▶ **EXCERPTED RECORDS**
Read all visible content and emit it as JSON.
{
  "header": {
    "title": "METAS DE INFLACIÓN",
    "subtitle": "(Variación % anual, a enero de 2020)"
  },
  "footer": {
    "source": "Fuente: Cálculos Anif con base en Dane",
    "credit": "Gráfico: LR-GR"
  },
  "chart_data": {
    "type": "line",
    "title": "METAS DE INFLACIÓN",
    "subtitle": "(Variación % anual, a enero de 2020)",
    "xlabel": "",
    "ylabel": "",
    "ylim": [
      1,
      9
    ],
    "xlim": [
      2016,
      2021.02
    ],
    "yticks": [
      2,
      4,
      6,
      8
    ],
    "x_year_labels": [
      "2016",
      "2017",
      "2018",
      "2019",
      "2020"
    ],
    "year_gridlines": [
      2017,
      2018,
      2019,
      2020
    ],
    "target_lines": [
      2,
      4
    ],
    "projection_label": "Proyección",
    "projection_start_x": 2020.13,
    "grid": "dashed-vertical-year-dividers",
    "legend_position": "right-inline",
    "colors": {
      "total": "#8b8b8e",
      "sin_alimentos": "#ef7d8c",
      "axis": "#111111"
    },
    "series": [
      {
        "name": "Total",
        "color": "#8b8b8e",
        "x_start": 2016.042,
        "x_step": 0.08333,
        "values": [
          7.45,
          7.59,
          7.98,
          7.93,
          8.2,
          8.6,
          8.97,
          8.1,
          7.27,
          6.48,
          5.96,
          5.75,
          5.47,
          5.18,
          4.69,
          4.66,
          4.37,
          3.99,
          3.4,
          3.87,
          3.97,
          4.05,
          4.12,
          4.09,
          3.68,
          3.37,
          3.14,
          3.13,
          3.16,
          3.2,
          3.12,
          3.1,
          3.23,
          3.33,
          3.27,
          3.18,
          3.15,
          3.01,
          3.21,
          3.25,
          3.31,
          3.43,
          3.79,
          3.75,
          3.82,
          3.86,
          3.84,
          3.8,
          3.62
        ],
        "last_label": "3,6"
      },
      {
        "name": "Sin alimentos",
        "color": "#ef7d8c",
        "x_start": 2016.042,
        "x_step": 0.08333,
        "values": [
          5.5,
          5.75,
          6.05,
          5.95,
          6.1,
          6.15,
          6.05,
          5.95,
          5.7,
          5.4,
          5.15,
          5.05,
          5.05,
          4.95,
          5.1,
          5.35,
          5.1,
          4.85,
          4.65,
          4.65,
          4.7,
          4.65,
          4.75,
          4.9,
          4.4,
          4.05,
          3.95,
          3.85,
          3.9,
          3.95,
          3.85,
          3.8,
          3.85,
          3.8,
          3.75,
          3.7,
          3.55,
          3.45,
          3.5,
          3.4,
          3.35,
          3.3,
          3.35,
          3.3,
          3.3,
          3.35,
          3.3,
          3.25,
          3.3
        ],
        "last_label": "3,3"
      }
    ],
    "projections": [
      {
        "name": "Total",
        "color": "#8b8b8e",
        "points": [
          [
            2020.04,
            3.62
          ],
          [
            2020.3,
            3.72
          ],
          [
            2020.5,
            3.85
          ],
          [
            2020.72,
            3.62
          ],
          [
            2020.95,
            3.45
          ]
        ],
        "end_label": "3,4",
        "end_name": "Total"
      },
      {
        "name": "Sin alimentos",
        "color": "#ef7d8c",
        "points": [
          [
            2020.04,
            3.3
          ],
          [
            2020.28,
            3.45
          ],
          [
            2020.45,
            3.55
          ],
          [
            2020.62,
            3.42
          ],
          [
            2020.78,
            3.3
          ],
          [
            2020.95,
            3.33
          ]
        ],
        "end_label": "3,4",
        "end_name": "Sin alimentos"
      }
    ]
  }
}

▶ **WHAT TO WORK ON**
Go through the listing above and restate it word for word.

▶ **TASK SOLUTION**
Read all visible content and emit it as JSON.
{
  "header": {
    "title": "METAS DE INFLACIÓN",
    "subtitle": "(Variación % anual, a enero de 2020)"
  },
  "footer": {
    "source": "Fuente: Cálculos Anif con base en Dane",
    "credit": "Gráfico: LR-GR"
  },
  "chart_data": {
    "type": "line",
    "title": "METAS DE INFLACIÓN",
    "subtitle": "(Variación % anual, a enero de 2020)",
    "xlabel": "",
    "ylabel": "",
    "ylim": [
      1,
      9
    ],
    "xlim": [
      2016,
      2021.02
    ],
    "yticks": [
      2,
      4,
      6,
      8
    ],
    "x_year_labels": [
      "2016",
      "2017",
      "2018",
      "2019",
      "2020"
    ],
    "year_gridlines": [
      2017,
      2018,
      2019,
      2020
    ],
    "target_lines": [
      2,
      4
    ],
    "projection_label": "Proyección",
    "projection_start_x": 2020.13,
    "grid": "dashed-vertical-year-dividers",
    "legend_position": "right-inline",
    "colors": {
      "total": "#8b8b8e",
      "sin_alimentos": "#ef7d8c",
      "axis": "#111111"
    },
    "series": [
      {
        "name": "Total",
        "color": "#8b8b8e",
        "x_start": 2016.042,
        "x_step": 0.08333,
        "values": [
          7.45,
          7.59,
          7.98,
          7.93,
          8.2,
          8.6,
          8.97,
          8.1,
          7.27,
          6.48,
          5.96,
          5.75,
          5.47,
          5.18,
          4.69,
          4.66,
          4.37,
          3.99,
          3.4,
          3.87,
          3.97,
          4.05,
          4.12,
          4.09,
          3.68,
          3.37,
          3.14,
          3.13,
          3.16,
          3.2,
          3.12,
          3.1,
          3.23,
          3.33,
          3.27,
          3.18,
          3.15,
          3.01,
          3.21,
          3.25,
          3.31,
          3.43,
          3.79,
          3.75,
          3.82,
          3.86,
          3.84,
          3.8,
          3.62
        ],
        "last_label": "3,6"
      },
      {
        "name": "Sin alimentos",
        "color": "#ef7d8c",
        "x_start": 2016.042,
        "x_step": 0.08333,
        "values": [
          5.5,
          5.75,
          6.05,
          5.95,
          6.1,
          6.15,
          6.05,
          5.95,
          5.7,
          5.4,
          5.15,
          5.05,
          5.05,
          4.95,
          5.1,
          5.35,
          5.1,
          4.85,
          4.65,
          4.65,
          4.7,
          4.65,
          4.75,
          4.9,
          4.4,
          4.05,
          3.95,
          3.85,
          3.9,
          3.95,
          3.85,
          3.8,
          3.85,
          3.8,
          3.75,
          3.7,
          3.55,
          3.45,
          3.5,
          3.4,
          3.35,
          3.3,
          3.35,
          3.3,
          3.3,
          3.35,
          3.3,
          3.25,
          3.3
        ],
        "last_label": "3,3"
      }
    ],
    "projections": [
      {
        "name": "Total",
        "color": "#8b8b8e",
        "points": [
          [
            2020.04,
            3.62
          ],
          [
            2020.3,
            3.72
          ],
          [
            2020.5,
            3.85
          ],
          [
            2020.72,
            3.62
          ],
          [
            2020.95,
            3.45
          ]
        ],
        "end_label": "3,4",
        "end_name": "Total"
      },
      {
        "name": "Sin alimentos",
        "color": "#ef7d8c",
        "points": [
          [
            2020.04,
            3.3
          ],
          [
            2020.28,
            3.45
          ],
          [
            2020.45,
            3.55
          ],
          [
            2020.62,
            3.42
          ],
          [
            2020.78,
            3.3
          ],
          [
            2020.95,
            3.33
          ]
        ],
        "end_label": "3,4",
        "end_name": "Sin alimentos"
      }
    ]
  }
}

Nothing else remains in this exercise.